▶ **AIM OF THE EXERCISE**
Where a line of the listing below includes the word "easier", reproduce that line.

╭──

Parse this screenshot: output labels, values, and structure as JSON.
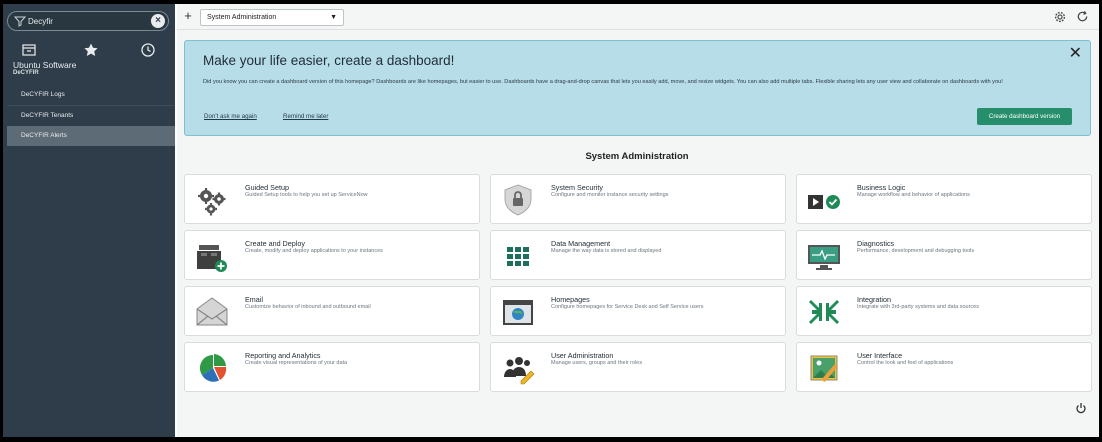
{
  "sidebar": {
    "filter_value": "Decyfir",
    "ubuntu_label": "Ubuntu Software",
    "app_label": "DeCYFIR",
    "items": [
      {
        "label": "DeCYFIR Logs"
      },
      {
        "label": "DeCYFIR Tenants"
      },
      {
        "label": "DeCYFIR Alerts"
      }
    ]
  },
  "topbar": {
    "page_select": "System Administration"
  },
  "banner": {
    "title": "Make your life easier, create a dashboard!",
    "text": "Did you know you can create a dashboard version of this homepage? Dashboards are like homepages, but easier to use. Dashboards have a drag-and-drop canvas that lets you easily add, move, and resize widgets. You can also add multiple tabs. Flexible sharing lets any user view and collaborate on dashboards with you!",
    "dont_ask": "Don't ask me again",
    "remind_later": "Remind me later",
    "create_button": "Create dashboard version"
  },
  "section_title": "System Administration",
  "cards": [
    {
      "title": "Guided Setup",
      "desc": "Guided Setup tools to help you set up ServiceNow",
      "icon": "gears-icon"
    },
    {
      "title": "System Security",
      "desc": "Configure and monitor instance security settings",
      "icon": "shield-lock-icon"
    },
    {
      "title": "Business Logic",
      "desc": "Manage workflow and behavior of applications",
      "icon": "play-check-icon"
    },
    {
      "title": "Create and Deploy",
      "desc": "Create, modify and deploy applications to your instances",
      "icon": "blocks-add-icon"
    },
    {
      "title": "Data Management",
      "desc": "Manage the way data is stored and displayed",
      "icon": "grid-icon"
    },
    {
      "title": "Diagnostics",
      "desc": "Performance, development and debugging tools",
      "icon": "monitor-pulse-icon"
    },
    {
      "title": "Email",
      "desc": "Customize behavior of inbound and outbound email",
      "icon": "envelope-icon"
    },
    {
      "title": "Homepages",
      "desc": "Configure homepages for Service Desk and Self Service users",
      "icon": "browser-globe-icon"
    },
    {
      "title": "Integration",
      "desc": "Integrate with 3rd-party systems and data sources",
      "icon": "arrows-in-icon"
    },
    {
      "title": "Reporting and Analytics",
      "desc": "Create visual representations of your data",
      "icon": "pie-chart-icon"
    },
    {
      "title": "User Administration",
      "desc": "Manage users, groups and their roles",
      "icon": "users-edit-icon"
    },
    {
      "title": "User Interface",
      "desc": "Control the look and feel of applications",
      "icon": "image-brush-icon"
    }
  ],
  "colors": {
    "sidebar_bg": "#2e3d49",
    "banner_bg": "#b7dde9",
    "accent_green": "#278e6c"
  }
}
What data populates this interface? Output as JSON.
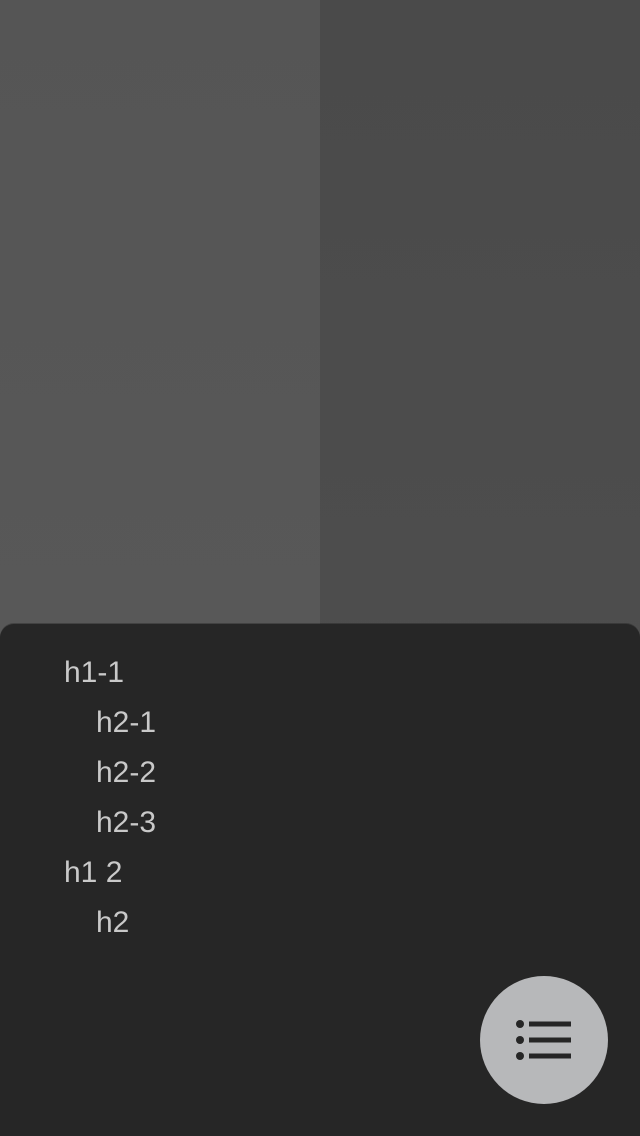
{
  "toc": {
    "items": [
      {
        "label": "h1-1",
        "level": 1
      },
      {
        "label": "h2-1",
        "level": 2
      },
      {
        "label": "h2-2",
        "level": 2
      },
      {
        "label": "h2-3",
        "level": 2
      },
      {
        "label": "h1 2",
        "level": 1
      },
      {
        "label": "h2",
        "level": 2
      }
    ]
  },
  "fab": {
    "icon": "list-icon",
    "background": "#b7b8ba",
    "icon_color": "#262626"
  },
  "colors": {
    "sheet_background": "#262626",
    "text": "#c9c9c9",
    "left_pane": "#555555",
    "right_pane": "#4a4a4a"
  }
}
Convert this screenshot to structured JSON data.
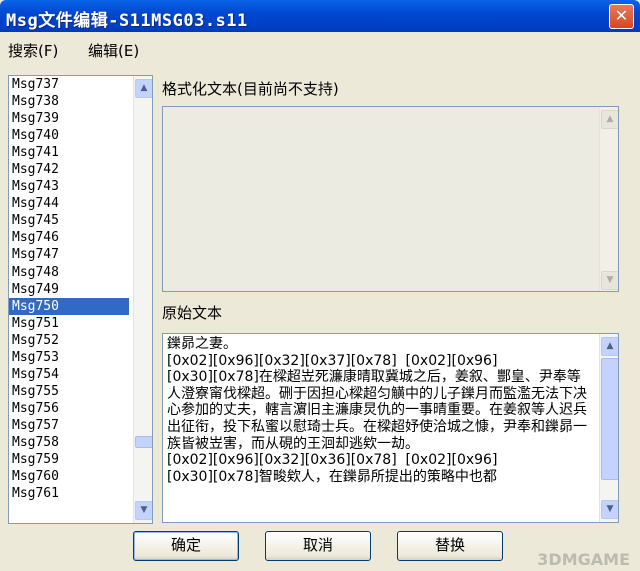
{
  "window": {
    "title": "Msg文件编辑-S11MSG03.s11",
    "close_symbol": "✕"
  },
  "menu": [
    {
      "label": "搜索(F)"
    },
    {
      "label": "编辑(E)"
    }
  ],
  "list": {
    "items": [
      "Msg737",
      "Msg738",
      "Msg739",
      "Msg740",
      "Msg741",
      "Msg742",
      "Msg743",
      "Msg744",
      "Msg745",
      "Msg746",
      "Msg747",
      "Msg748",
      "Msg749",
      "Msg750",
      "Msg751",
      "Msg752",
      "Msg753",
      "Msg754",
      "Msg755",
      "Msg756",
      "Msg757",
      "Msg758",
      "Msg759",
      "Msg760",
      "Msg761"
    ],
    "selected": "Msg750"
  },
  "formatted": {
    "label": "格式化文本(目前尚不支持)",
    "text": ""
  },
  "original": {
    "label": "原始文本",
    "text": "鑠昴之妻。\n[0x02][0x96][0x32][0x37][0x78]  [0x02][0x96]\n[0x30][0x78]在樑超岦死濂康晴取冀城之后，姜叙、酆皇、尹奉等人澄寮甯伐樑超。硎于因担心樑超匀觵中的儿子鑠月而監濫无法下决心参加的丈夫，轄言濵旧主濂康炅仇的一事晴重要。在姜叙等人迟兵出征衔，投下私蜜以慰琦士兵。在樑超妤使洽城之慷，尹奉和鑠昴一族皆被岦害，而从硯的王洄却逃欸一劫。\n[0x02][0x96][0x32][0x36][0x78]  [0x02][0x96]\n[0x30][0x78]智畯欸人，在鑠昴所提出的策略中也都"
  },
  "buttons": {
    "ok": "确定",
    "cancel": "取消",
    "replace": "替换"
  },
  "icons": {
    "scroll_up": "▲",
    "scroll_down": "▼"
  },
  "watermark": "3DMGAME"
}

╰──

▶ **EXERCISE RESULT**
    "title": "Make your life easier, create a dashboard!",
    "text": "Did you know you can create a dashboard version of this homepage? Dashboards are like homepages, but easier to use. Dashboards have a drag-and-drop canvas that lets you easily add, move, and resize widgets. You can also add multiple tabs. Flexible sharing lets any user view and collaborate on dashboards with you!",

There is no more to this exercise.